Chart and figure data:
»»

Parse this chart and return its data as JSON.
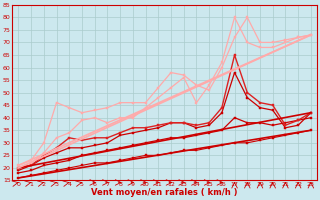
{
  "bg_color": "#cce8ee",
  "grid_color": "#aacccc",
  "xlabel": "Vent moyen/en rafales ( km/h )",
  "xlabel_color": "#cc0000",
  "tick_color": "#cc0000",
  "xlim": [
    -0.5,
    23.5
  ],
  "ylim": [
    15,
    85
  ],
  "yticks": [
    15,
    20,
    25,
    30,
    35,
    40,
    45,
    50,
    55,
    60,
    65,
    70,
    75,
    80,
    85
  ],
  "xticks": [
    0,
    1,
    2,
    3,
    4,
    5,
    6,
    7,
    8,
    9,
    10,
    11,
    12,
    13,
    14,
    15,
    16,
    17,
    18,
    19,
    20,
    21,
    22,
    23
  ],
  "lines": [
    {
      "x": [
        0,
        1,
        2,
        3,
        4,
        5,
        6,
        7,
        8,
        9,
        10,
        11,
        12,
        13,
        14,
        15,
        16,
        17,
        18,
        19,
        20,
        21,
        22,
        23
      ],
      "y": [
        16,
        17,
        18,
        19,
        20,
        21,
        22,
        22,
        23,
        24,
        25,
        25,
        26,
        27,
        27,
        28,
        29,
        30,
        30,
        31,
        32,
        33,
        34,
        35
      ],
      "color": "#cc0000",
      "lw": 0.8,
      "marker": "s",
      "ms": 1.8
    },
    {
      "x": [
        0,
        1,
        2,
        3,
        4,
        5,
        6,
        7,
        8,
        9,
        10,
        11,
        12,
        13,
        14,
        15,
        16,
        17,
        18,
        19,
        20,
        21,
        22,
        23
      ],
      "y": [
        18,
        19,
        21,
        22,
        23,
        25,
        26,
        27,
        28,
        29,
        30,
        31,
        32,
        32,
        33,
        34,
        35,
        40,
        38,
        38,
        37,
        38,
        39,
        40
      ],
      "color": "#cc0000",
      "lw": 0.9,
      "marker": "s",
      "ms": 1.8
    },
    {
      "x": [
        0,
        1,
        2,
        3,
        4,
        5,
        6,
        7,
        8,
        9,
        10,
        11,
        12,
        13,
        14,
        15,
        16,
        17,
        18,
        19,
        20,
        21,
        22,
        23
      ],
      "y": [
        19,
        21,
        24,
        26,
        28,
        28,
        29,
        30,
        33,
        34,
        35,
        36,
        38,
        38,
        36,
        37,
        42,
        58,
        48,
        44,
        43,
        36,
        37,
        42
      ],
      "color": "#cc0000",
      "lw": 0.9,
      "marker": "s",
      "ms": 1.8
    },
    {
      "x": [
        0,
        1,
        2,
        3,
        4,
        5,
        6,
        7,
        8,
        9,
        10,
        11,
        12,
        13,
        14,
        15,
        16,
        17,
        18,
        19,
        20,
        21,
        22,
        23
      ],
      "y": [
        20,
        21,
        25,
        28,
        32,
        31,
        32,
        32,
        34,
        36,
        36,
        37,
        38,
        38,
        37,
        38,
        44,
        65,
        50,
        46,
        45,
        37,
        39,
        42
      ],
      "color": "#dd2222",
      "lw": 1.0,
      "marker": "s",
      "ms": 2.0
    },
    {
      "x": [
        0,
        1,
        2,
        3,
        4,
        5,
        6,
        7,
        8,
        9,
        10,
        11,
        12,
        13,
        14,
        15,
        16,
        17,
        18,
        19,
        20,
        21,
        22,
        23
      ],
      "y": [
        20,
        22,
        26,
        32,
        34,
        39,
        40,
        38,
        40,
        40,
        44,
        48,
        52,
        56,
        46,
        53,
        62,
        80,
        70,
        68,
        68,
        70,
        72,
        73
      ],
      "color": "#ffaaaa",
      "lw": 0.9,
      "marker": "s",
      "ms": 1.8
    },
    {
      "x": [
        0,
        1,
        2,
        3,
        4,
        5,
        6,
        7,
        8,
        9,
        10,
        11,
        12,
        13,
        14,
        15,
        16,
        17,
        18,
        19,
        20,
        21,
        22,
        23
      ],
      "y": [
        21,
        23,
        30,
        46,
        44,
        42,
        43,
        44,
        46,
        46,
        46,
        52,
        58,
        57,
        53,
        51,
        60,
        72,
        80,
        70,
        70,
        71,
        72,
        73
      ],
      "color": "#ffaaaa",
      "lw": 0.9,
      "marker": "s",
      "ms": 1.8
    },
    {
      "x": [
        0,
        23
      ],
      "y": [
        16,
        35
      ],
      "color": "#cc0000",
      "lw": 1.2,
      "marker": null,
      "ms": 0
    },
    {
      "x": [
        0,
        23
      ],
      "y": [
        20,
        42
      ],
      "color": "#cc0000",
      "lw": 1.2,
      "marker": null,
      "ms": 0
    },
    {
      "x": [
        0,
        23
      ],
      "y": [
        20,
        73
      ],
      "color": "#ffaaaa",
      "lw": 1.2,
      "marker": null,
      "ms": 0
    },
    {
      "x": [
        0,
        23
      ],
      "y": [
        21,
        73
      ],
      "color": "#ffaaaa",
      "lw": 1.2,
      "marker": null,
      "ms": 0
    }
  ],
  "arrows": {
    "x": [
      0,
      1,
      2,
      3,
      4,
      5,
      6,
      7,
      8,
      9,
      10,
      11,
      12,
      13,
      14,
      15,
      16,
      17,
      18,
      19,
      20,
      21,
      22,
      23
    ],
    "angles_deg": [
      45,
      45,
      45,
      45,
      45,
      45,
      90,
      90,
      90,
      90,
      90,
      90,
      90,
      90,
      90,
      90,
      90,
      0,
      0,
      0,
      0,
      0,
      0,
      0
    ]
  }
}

««
»»

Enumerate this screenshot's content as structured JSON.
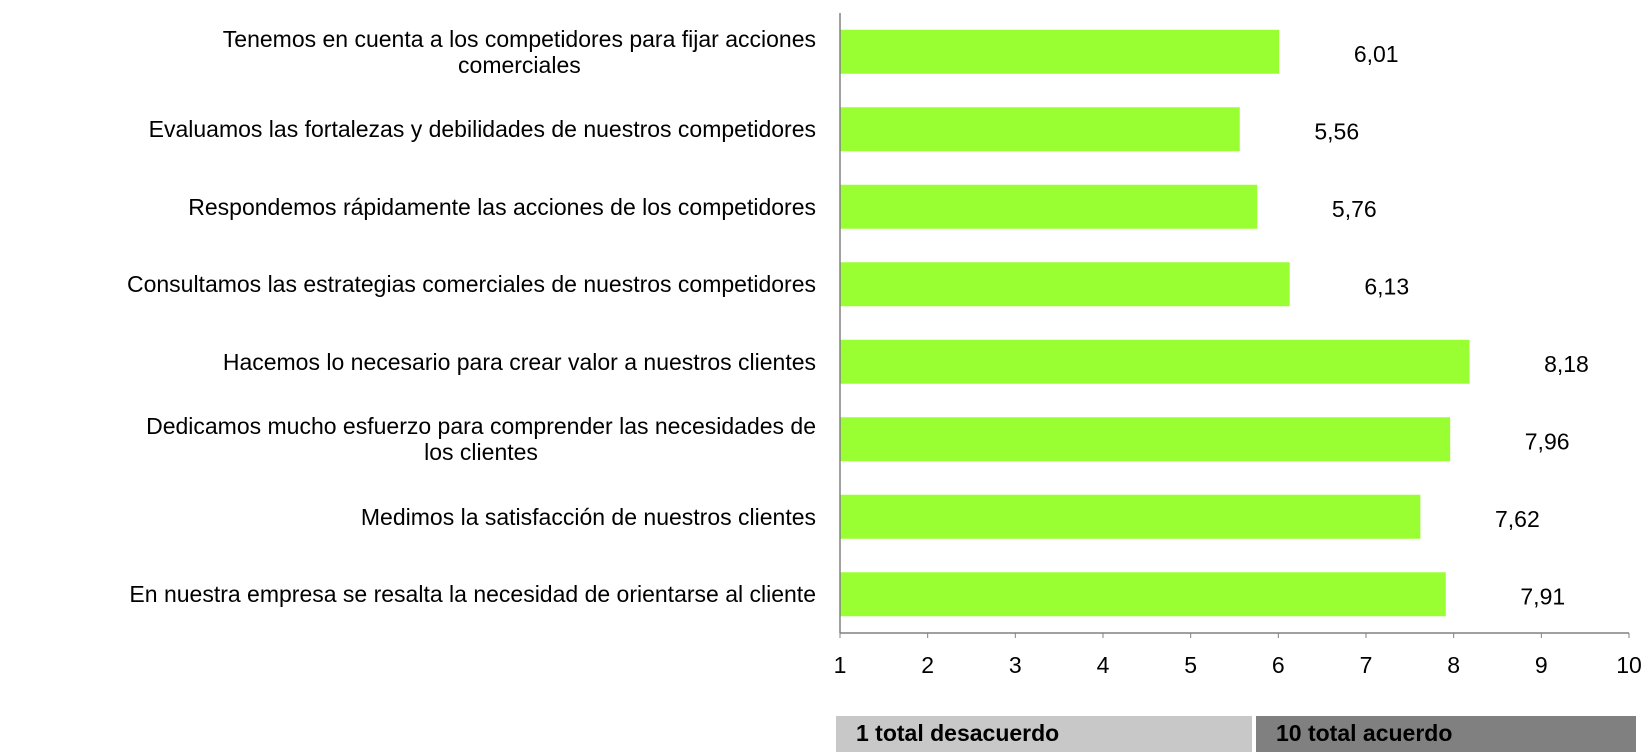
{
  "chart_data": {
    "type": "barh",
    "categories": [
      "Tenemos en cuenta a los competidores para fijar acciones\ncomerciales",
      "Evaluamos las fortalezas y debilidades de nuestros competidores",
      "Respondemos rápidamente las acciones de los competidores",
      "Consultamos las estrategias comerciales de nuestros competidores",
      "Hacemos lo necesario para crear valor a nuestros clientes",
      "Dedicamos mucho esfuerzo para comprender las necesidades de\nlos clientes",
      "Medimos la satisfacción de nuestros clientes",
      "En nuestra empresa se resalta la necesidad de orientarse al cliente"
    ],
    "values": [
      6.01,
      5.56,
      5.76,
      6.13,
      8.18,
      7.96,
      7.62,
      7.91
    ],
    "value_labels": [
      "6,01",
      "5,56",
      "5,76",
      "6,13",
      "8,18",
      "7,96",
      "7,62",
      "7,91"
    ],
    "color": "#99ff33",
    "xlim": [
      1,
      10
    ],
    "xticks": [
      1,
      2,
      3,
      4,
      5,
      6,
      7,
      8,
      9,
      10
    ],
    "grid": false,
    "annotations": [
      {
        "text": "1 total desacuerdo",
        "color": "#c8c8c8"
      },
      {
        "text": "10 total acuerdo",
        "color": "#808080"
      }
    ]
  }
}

««

Extract every line that has the string "text" in it.

== Final result ==
        "text": "1 total desacuerdo",
        "text": "10 total acuerdo",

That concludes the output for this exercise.